(What is expected): All entries must be repeated exactly; do not include the pictures.

(Dataset excerpts):

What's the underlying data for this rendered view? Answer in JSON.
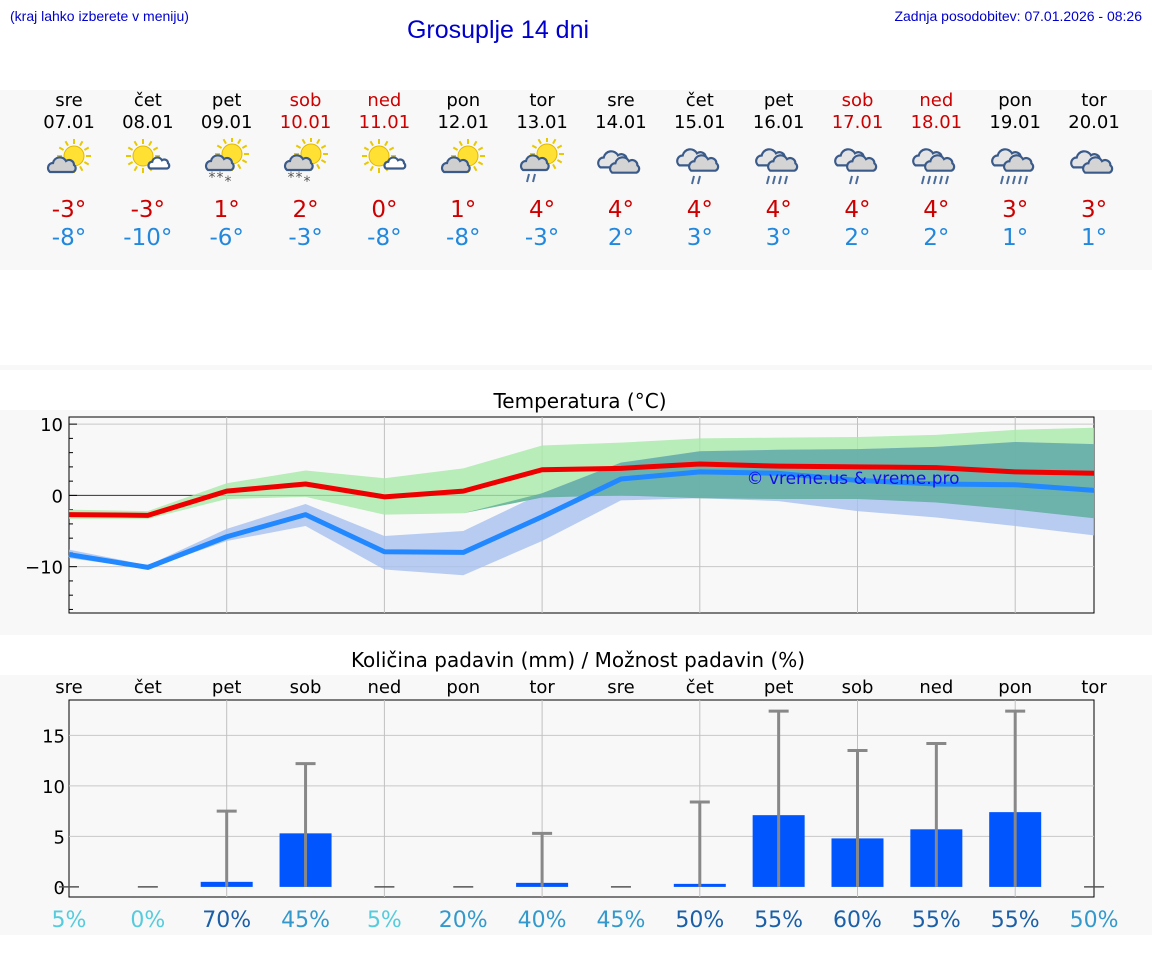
{
  "header": {
    "hint": "(kraj lahko izberete v meniju)",
    "title": "Grosuplje 14 dni",
    "updated": "Zadnja posodobitev: 07.01.2026 - 08:26"
  },
  "colors": {
    "link_blue": "#0000cc",
    "max_red": "#cc0000",
    "min_blue": "#2288dd",
    "bar_blue": "#0055ff"
  },
  "forecast": [
    {
      "day": "sre",
      "date": "07.01",
      "max": "-3°",
      "min": "-8°",
      "icon": "partly-cloudy-icon",
      "weekend": false
    },
    {
      "day": "čet",
      "date": "08.01",
      "max": "-3°",
      "min": "-10°",
      "icon": "mostly-sunny-icon",
      "weekend": false
    },
    {
      "day": "pet",
      "date": "09.01",
      "max": "1°",
      "min": "-6°",
      "icon": "sun-cloud-snow-icon",
      "weekend": false
    },
    {
      "day": "sob",
      "date": "10.01",
      "max": "2°",
      "min": "-3°",
      "icon": "sun-cloud-snow-icon",
      "weekend": true
    },
    {
      "day": "ned",
      "date": "11.01",
      "max": "0°",
      "min": "-8°",
      "icon": "mostly-sunny-icon",
      "weekend": true
    },
    {
      "day": "pon",
      "date": "12.01",
      "max": "1°",
      "min": "-8°",
      "icon": "partly-cloudy-icon",
      "weekend": false
    },
    {
      "day": "tor",
      "date": "13.01",
      "max": "4°",
      "min": "-3°",
      "icon": "sun-cloud-rain-icon",
      "weekend": false
    },
    {
      "day": "sre",
      "date": "14.01",
      "max": "4°",
      "min": "2°",
      "icon": "cloudy-icon",
      "weekend": false
    },
    {
      "day": "čet",
      "date": "15.01",
      "max": "4°",
      "min": "3°",
      "icon": "cloud-light-rain-icon",
      "weekend": false
    },
    {
      "day": "pet",
      "date": "16.01",
      "max": "4°",
      "min": "3°",
      "icon": "cloud-rain-icon",
      "weekend": false
    },
    {
      "day": "sob",
      "date": "17.01",
      "max": "4°",
      "min": "2°",
      "icon": "cloud-light-rain-icon",
      "weekend": true
    },
    {
      "day": "ned",
      "date": "18.01",
      "max": "4°",
      "min": "2°",
      "icon": "cloud-heavy-rain-icon",
      "weekend": true
    },
    {
      "day": "pon",
      "date": "19.01",
      "max": "3°",
      "min": "1°",
      "icon": "cloud-heavy-rain-icon",
      "weekend": false
    },
    {
      "day": "tor",
      "date": "20.01",
      "max": "3°",
      "min": "1°",
      "icon": "cloudy-icon",
      "weekend": false
    }
  ],
  "chart_data": [
    {
      "type": "line",
      "title": "Temperatura (°C)",
      "xlabel": "",
      "ylabel": "",
      "ylim": [
        -16.5,
        11
      ],
      "yticks": [
        10,
        0,
        -10
      ],
      "ytick_labels": [
        "10",
        "0",
        "−10"
      ],
      "watermark": "© vreme.us & vreme.pro",
      "x": [
        0,
        1,
        2,
        3,
        4,
        5,
        6,
        7,
        8,
        9,
        10,
        11,
        12,
        13
      ],
      "series": [
        {
          "name": "max",
          "color": "#ee0000",
          "values": [
            -2.7,
            -2.8,
            0.6,
            1.6,
            -0.2,
            0.6,
            3.6,
            3.8,
            4.4,
            4.1,
            4.0,
            3.9,
            3.3,
            3.1
          ]
        },
        {
          "name": "min",
          "color": "#2288ff",
          "values": [
            -8.3,
            -10.1,
            -5.8,
            -2.7,
            -7.9,
            -8.0,
            -3.0,
            2.3,
            3.3,
            3.1,
            2.1,
            1.6,
            1.5,
            0.7
          ]
        }
      ],
      "bands": [
        {
          "name": "max range",
          "color": "#a8e8a8",
          "low": [
            -3.3,
            -3.3,
            -0.5,
            -0.2,
            -2.7,
            -2.5,
            -0.3,
            0.0,
            -0.4,
            -0.5,
            -0.5,
            -1.0,
            -2.0,
            -3.2
          ],
          "high": [
            -2.0,
            -2.2,
            1.7,
            3.5,
            2.4,
            3.8,
            7.0,
            7.4,
            8.0,
            8.1,
            8.2,
            8.5,
            9.2,
            9.5
          ]
        },
        {
          "name": "min range",
          "color": "#a8c0f0",
          "low": [
            -8.8,
            -10.3,
            -6.4,
            -4.3,
            -10.4,
            -11.2,
            -6.4,
            -0.7,
            -0.4,
            -0.8,
            -2.2,
            -3.1,
            -4.3,
            -5.6
          ],
          "high": [
            -7.6,
            -9.8,
            -4.7,
            -1.2,
            -5.7,
            -5.0,
            0.3,
            4.6,
            6.2,
            6.4,
            6.5,
            6.8,
            7.5,
            7.2
          ]
        }
      ]
    },
    {
      "type": "bar",
      "title": "Količina padavin (mm) / Možnost padavin (%)",
      "categories": [
        "sre",
        "čet",
        "pet",
        "sob",
        "ned",
        "pon",
        "tor",
        "sre",
        "čet",
        "pet",
        "sob",
        "ned",
        "pon",
        "tor"
      ],
      "ylim": [
        -1,
        18.5
      ],
      "yticks": [
        15,
        10,
        5,
        0
      ],
      "ytick_labels": [
        "15",
        "10",
        "5",
        "0"
      ],
      "values": [
        0.0,
        0.0,
        0.5,
        5.3,
        0.0,
        0.0,
        0.4,
        0.0,
        0.3,
        7.1,
        4.8,
        5.7,
        7.4,
        0.0
      ],
      "max_values": [
        0.0,
        0.0,
        7.5,
        12.2,
        0.0,
        0.0,
        5.3,
        0.0,
        8.4,
        17.4,
        13.5,
        14.2,
        17.4,
        0.0
      ],
      "probability": [
        "5%",
        "0%",
        "70%",
        "45%",
        "5%",
        "20%",
        "40%",
        "45%",
        "50%",
        "55%",
        "60%",
        "55%",
        "55%",
        "50%"
      ],
      "probability_colors": [
        "#55ccdd",
        "#55ccdd",
        "#1a5fa8",
        "#3399cc",
        "#55ccdd",
        "#3399cc",
        "#3399cc",
        "#3399cc",
        "#1a5fa8",
        "#1a5fa8",
        "#1a5fa8",
        "#1a5fa8",
        "#1a5fa8",
        "#3399cc"
      ]
    }
  ]
}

(Answer to this task):
What's the underlying data for this rendered view? Answer in JSON.
{
  "header": {
    "hint": "(kraj lahko izberete v meniju)",
    "title": "Grosuplje 14 dni",
    "updated": "Zadnja posodobitev: 07.01.2026 - 08:26"
  },
  "colors": {
    "link_blue": "#0000cc",
    "max_red": "#cc0000",
    "min_blue": "#2288dd",
    "bar_blue": "#0055ff"
  },
  "forecast": [
    {
      "day": "sre",
      "date": "07.01",
      "max": "-3°",
      "min": "-8°",
      "icon": "partly-cloudy-icon",
      "weekend": false
    },
    {
      "day": "čet",
      "date": "08.01",
      "max": "-3°",
      "min": "-10°",
      "icon": "mostly-sunny-icon",
      "weekend": false
    },
    {
      "day": "pet",
      "date": "09.01",
      "max": "1°",
      "min": "-6°",
      "icon": "sun-cloud-snow-icon",
      "weekend": false
    },
    {
      "day": "sob",
      "date": "10.01",
      "max": "2°",
      "min": "-3°",
      "icon": "sun-cloud-snow-icon",
      "weekend": true
    },
    {
      "day": "ned",
      "date": "11.01",
      "max": "0°",
      "min": "-8°",
      "icon": "mostly-sunny-icon",
      "weekend": true
    },
    {
      "day": "pon",
      "date": "12.01",
      "max": "1°",
      "min": "-8°",
      "icon": "partly-cloudy-icon",
      "weekend": false
    },
    {
      "day": "tor",
      "date": "13.01",
      "max": "4°",
      "min": "-3°",
      "icon": "sun-cloud-rain-icon",
      "weekend": false
    },
    {
      "day": "sre",
      "date": "14.01",
      "max": "4°",
      "min": "2°",
      "icon": "cloudy-icon",
      "weekend": false
    },
    {
      "day": "čet",
      "date": "15.01",
      "max": "4°",
      "min": "3°",
      "icon": "cloud-light-rain-icon",
      "weekend": false
    },
    {
      "day": "pet",
      "date": "16.01",
      "max": "4°",
      "min": "3°",
      "icon": "cloud-rain-icon",
      "weekend": false
    },
    {
      "day": "sob",
      "date": "17.01",
      "max": "4°",
      "min": "2°",
      "icon": "cloud-light-rain-icon",
      "weekend": true
    },
    {
      "day": "ned",
      "date": "18.01",
      "max": "4°",
      "min": "2°",
      "icon": "cloud-heavy-rain-icon",
      "weekend": true
    },
    {
      "day": "pon",
      "date": "19.01",
      "max": "3°",
      "min": "1°",
      "icon": "cloud-heavy-rain-icon",
      "weekend": false
    },
    {
      "day": "tor",
      "date": "20.01",
      "max": "3°",
      "min": "1°",
      "icon": "cloudy-icon",
      "weekend": false
    }
  ],
  "chart_data": [
    {
      "type": "line",
      "title": "Temperatura (°C)",
      "xlabel": "",
      "ylabel": "",
      "ylim": [
        -16.5,
        11
      ],
      "yticks": [
        10,
        0,
        -10
      ],
      "ytick_labels": [
        "10",
        "0",
        "−10"
      ],
      "watermark": "© vreme.us & vreme.pro",
      "x": [
        0,
        1,
        2,
        3,
        4,
        5,
        6,
        7,
        8,
        9,
        10,
        11,
        12,
        13
      ],
      "series": [
        {
          "name": "max",
          "color": "#ee0000",
          "values": [
            -2.7,
            -2.8,
            0.6,
            1.6,
            -0.2,
            0.6,
            3.6,
            3.8,
            4.4,
            4.1,
            4.0,
            3.9,
            3.3,
            3.1
          ]
        },
        {
          "name": "min",
          "color": "#2288ff",
          "values": [
            -8.3,
            -10.1,
            -5.8,
            -2.7,
            -7.9,
            -8.0,
            -3.0,
            2.3,
            3.3,
            3.1,
            2.1,
            1.6,
            1.5,
            0.7
          ]
        }
      ],
      "bands": [
        {
          "name": "max range",
          "color": "#a8e8a8",
          "low": [
            -3.3,
            -3.3,
            -0.5,
            -0.2,
            -2.7,
            -2.5,
            -0.3,
            0.0,
            -0.4,
            -0.5,
            -0.5,
            -1.0,
            -2.0,
            -3.2
          ],
          "high": [
            -2.0,
            -2.2,
            1.7,
            3.5,
            2.4,
            3.8,
            7.0,
            7.4,
            8.0,
            8.1,
            8.2,
            8.5,
            9.2,
            9.5
          ]
        },
        {
          "name": "min range",
          "color": "#a8c0f0",
          "low": [
            -8.8,
            -10.3,
            -6.4,
            -4.3,
            -10.4,
            -11.2,
            -6.4,
            -0.7,
            -0.4,
            -0.8,
            -2.2,
            -3.1,
            -4.3,
            -5.6
          ],
          "high": [
            -7.6,
            -9.8,
            -4.7,
            -1.2,
            -5.7,
            -5.0,
            0.3,
            4.6,
            6.2,
            6.4,
            6.5,
            6.8,
            7.5,
            7.2
          ]
        }
      ]
    },
    {
      "type": "bar",
      "title": "Količina padavin (mm) / Možnost padavin (%)",
      "categories": [
        "sre",
        "čet",
        "pet",
        "sob",
        "ned",
        "pon",
        "tor",
        "sre",
        "čet",
        "pet",
        "sob",
        "ned",
        "pon",
        "tor"
      ],
      "ylim": [
        -1,
        18.5
      ],
      "yticks": [
        15,
        10,
        5,
        0
      ],
      "ytick_labels": [
        "15",
        "10",
        "5",
        "0"
      ],
      "values": [
        0.0,
        0.0,
        0.5,
        5.3,
        0.0,
        0.0,
        0.4,
        0.0,
        0.3,
        7.1,
        4.8,
        5.7,
        7.4,
        0.0
      ],
      "max_values": [
        0.0,
        0.0,
        7.5,
        12.2,
        0.0,
        0.0,
        5.3,
        0.0,
        8.4,
        17.4,
        13.5,
        14.2,
        17.4,
        0.0
      ],
      "probability": [
        "5%",
        "0%",
        "70%",
        "45%",
        "5%",
        "20%",
        "40%",
        "45%",
        "50%",
        "55%",
        "60%",
        "55%",
        "55%",
        "50%"
      ],
      "probability_colors": [
        "#55ccdd",
        "#55ccdd",
        "#1a5fa8",
        "#3399cc",
        "#55ccdd",
        "#3399cc",
        "#3399cc",
        "#3399cc",
        "#1a5fa8",
        "#1a5fa8",
        "#1a5fa8",
        "#1a5fa8",
        "#1a5fa8",
        "#3399cc"
      ]
    }
  ]
}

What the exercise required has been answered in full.